課題 A →
読解文について、次の問いに答えよ。
(i) どんぐりずを何週連続で観たことになるか。
(ii) Andy Stottのライブで背景に映されたのは何の映像か。
(iii) BENEDEKの出演は何時過ぎだったか。

# # # # # # #

INOYAMALAND→Kid Fresino→Tempalay→長谷川白紙→GEZAN→Tohji→ペトロールズ→EYE→Andy Stott→Smerz→どんぐりず→JASSS。4時間ほど睡眠。
ジョン・キャルロ・カービー→ドナ・リーク→田中フミヤ(少し)。

GEZANは2週間前のFUJI&SUNに続いて今月2度目。Tohjiも先週末のPOP YOURSに続いて今月2度目。どんぐりずはFUJI&SUN、POP YOURSに続いて3週連続で観たことになる(追っかけか!)。

GEZANが凄かった。FUJI&SUNのときよりもっと凄かった。マヒトの気合の込め方がハンパなかった。このフェスに対する共感もあったのだろう。こだまの森の景色との相性も非常によく、美しいと、そう思えた。終盤ではなにやら涙が出そうになった。最後の曲の前に先にステージからはけて袖で観ていたサポートメンバーたちが、全てを出し切った若きベーシストのヤクモアを抱きしめていた場面も印象に残った。

GEZANのライブに胸が熱くなったのだが、Andy Stottもまた圧倒的に凄かった。音源の印象とはずいぶん違って、特に後半はバキバキにアゲていった。地鳴りみたいな低音の響きもたまらなかった。背景に森の映像が映されたりもして、リアルの森とそれがひとつになっていた。星空と森と音と映像が一体となっていて最高だった。あとでツイッターなど見てみると、Andy Stottを今回のベストに挙げている人が多かったが、自分も同意だ。

Kid Fresinoはフジロックのバンドセットのほうが彼の気合も入っていてよかったように思った。長谷川白紙はなんというかもうバッキバキだった。POP YOURSに続いて観たTohjiは、あのときとは全く異なるアプローチのtohji & loota setで、音響の深さにもやられた。Smerzのふたりはクールなんだけどフレンドリーさもあり。北欧的な神秘性もちょっとあり。曲によってビョークっぽく感じる瞬間もt.A.T.u.っぽく感じる瞬間もあり。揃って手を挙げたりするあたりが可愛くもあった。どんぐりずはただただ楽しいの一言で、気温がグッと下がった時間帯でもあったため踊りまくった。DOMMUNEでPC越しに見て楽しみにしてたBENEDEKの出演は朝5時過ぎだったため起きられず(泣)。

# # # # # # #

課題 B → 記録の「Enumerate the UI」を含む行から「471, 782, 487]」を含む行までを、「Supreme Court」を「Court of Appeal」に書き換えて示せ。それ以外は変えず、画像は含めないこと。

記録データ →

# # # # # # #

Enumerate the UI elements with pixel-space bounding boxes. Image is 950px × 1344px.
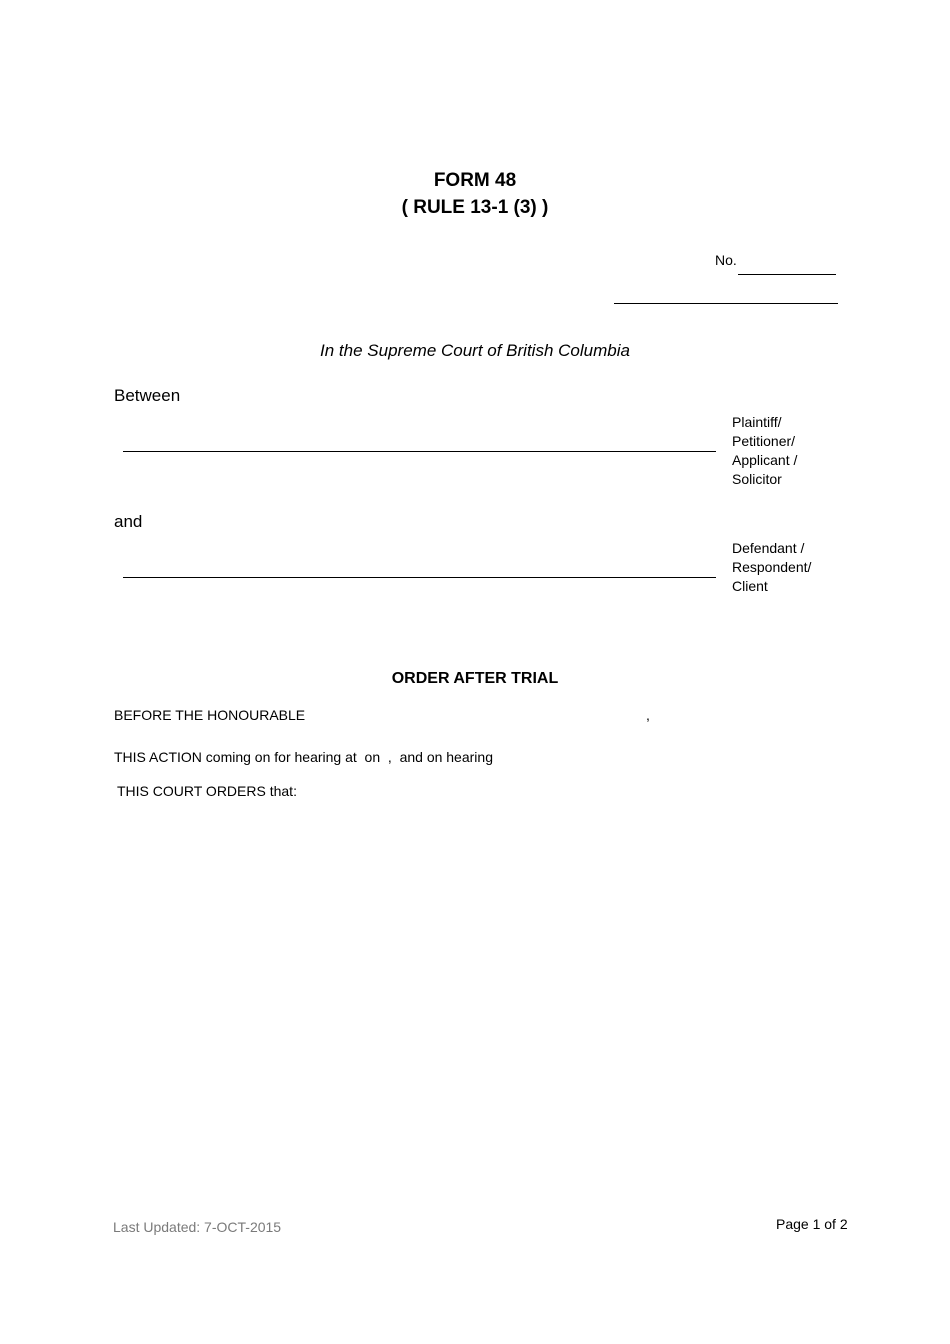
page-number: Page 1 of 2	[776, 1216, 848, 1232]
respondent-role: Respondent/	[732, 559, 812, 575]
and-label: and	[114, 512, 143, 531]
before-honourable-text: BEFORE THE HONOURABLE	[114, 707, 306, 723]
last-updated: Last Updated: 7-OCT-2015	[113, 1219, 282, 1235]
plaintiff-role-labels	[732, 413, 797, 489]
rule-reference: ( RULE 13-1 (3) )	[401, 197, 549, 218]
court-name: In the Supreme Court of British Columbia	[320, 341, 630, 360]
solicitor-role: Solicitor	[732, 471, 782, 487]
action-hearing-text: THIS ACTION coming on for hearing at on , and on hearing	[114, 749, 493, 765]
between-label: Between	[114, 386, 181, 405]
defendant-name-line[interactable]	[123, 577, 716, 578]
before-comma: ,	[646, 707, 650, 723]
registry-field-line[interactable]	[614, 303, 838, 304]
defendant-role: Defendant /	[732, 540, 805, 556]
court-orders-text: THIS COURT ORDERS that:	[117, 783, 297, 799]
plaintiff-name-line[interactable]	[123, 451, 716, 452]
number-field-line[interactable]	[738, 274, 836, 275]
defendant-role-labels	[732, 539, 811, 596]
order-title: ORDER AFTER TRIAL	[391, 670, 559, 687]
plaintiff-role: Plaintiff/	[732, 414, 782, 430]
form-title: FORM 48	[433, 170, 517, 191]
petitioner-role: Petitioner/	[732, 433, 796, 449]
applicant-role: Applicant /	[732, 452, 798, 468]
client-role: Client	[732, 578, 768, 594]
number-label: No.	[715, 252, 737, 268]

# # # # # # #

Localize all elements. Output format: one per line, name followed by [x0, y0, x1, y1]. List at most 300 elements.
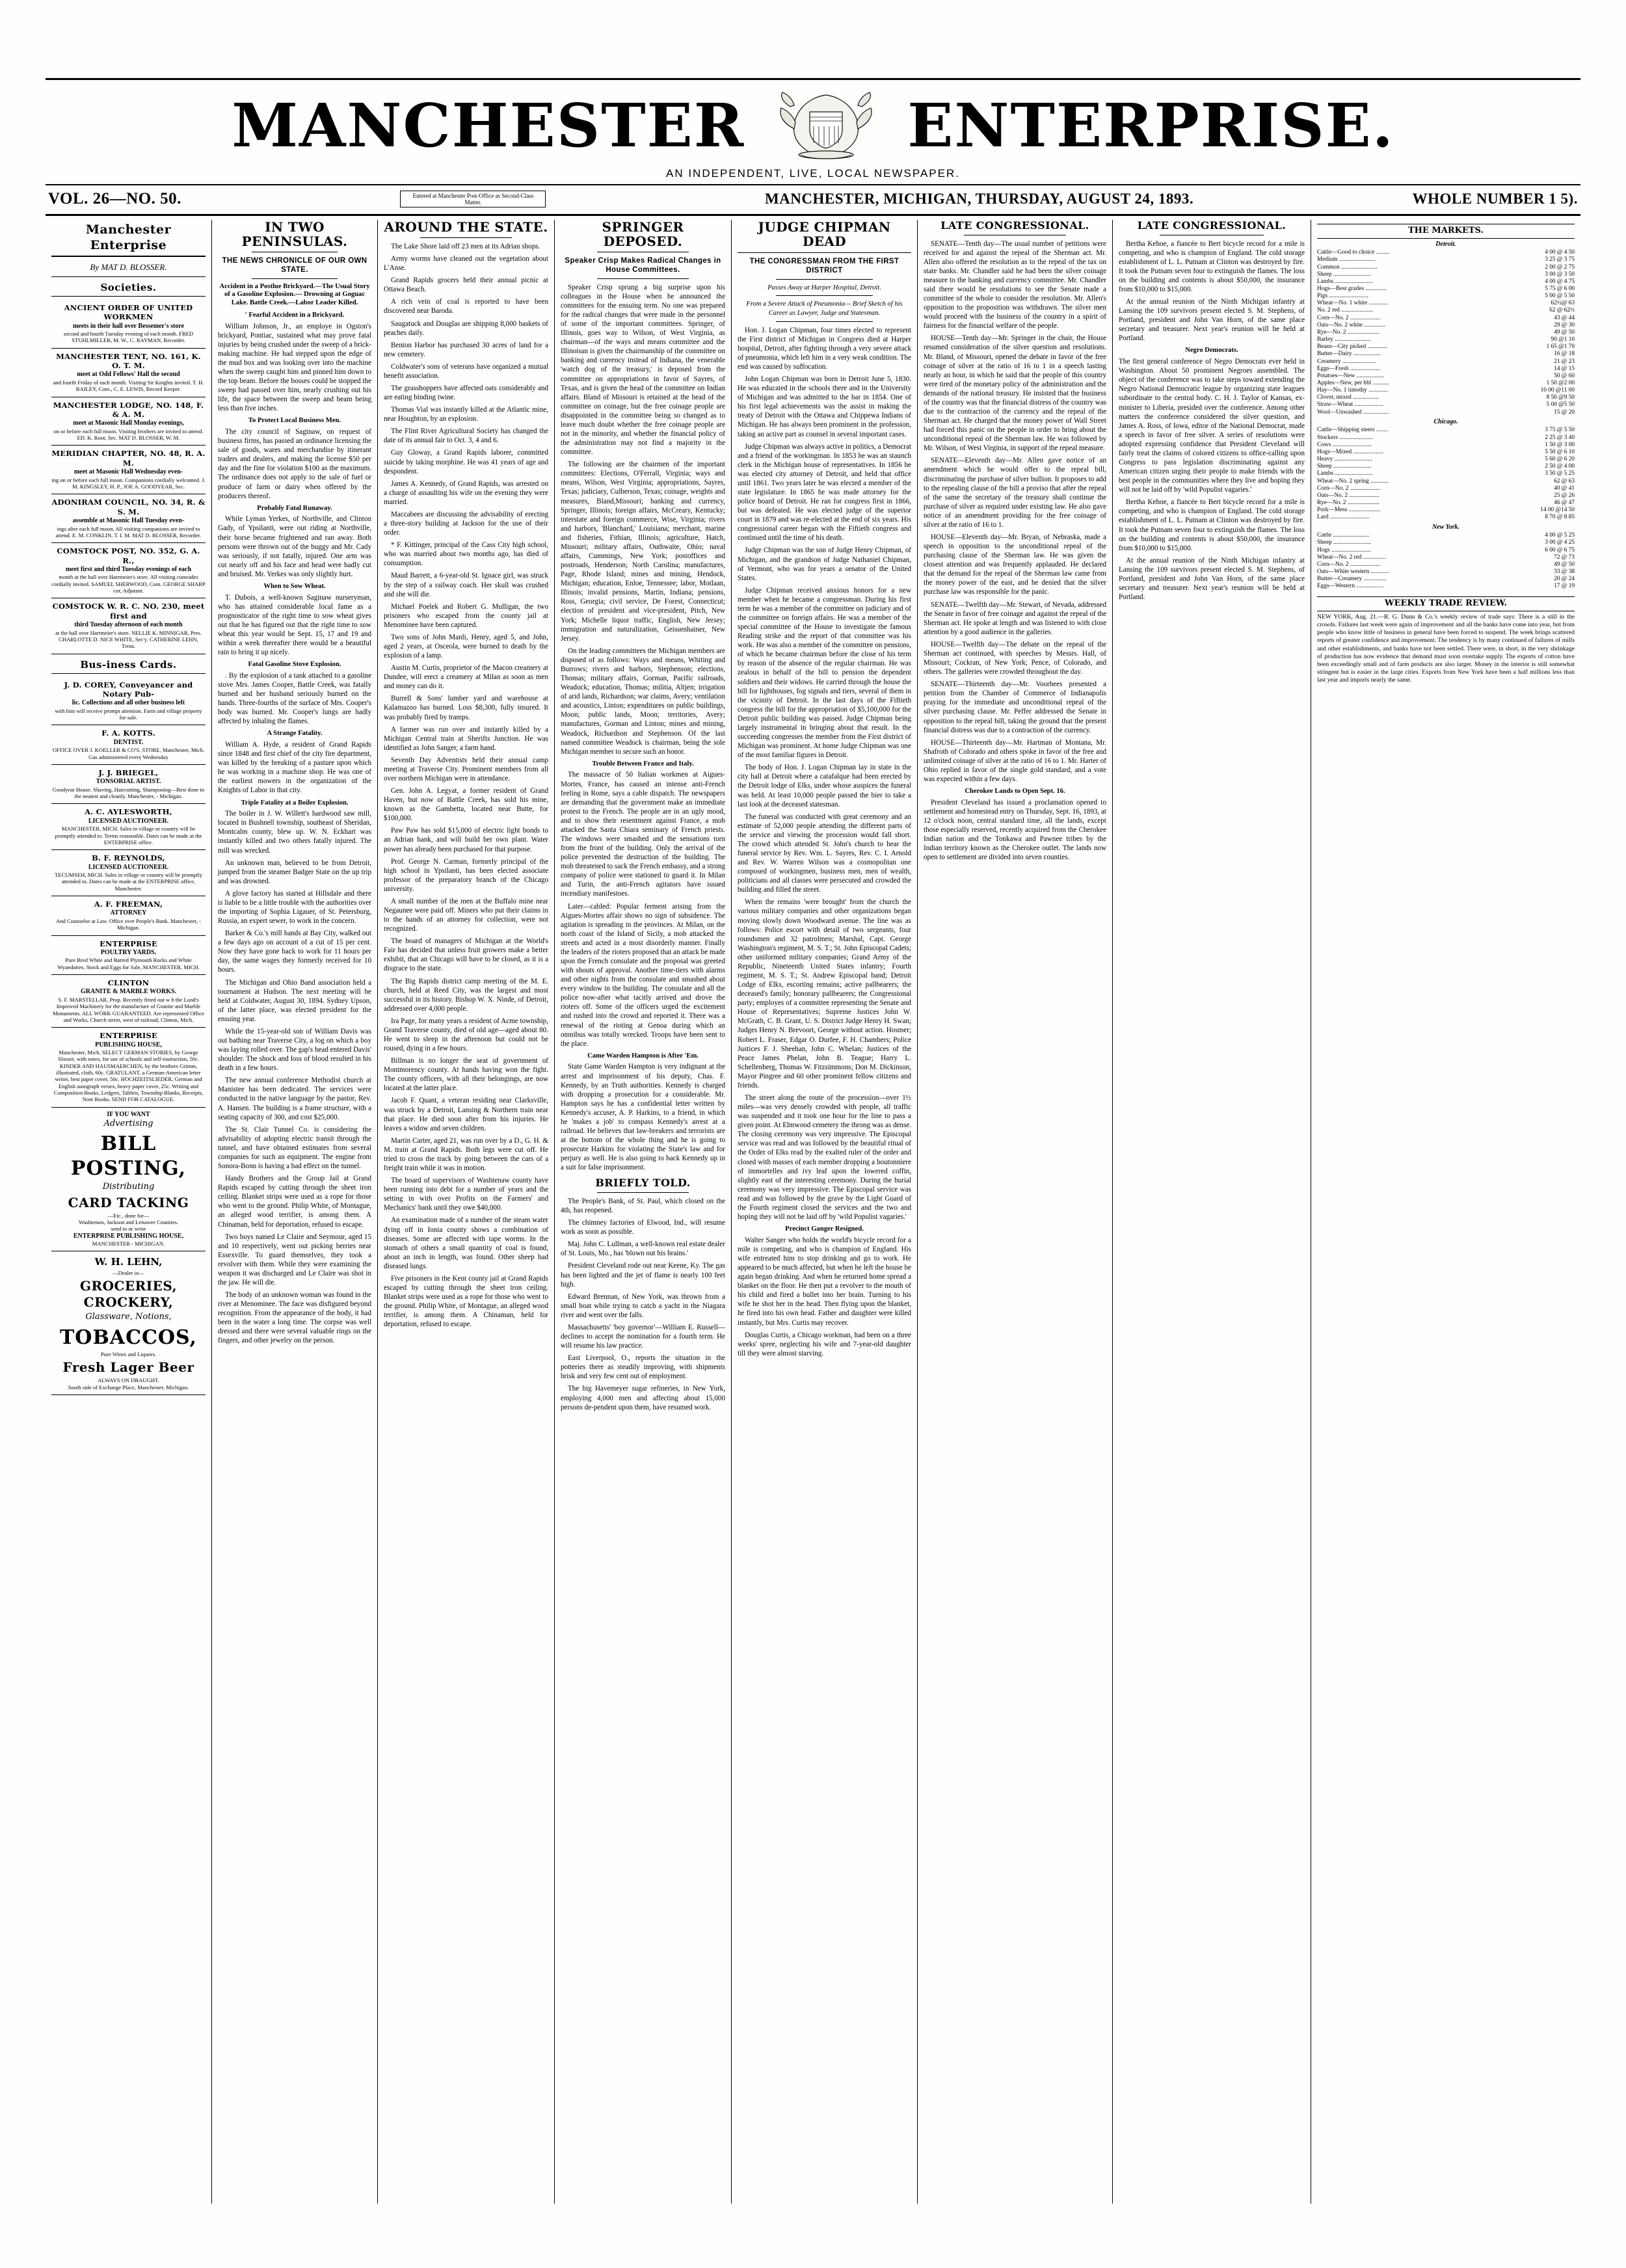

# # # # # # #

出力例 A →
(i) 3週連続
(ii) 森の映像
(iii) 朝5時過ぎ

出力例 B →
Enumerate the UI elements with pixel-space bounding boxes. Image is 950px × 1344px.
page-number: Page 1 of 2	[776, 1216, 848, 1232]
respondent-role: Respondent/	[732, 559, 812, 575]
and-label: and	[114, 512, 143, 531]
before-honourable-text: BEFORE THE HONOURABLE	[114, 707, 306, 723]
last-updated: Last Updated: 7-OCT-2015	[113, 1219, 282, 1235]
plaintiff-role-labels	[732, 413, 797, 489]
rule-reference: ( RULE 13-1 (3) )	[401, 197, 549, 218]
court-name: In the Court of Appeal of British Columbia	[320, 341, 630, 360]
solicitor-role: Solicitor	[732, 471, 782, 487]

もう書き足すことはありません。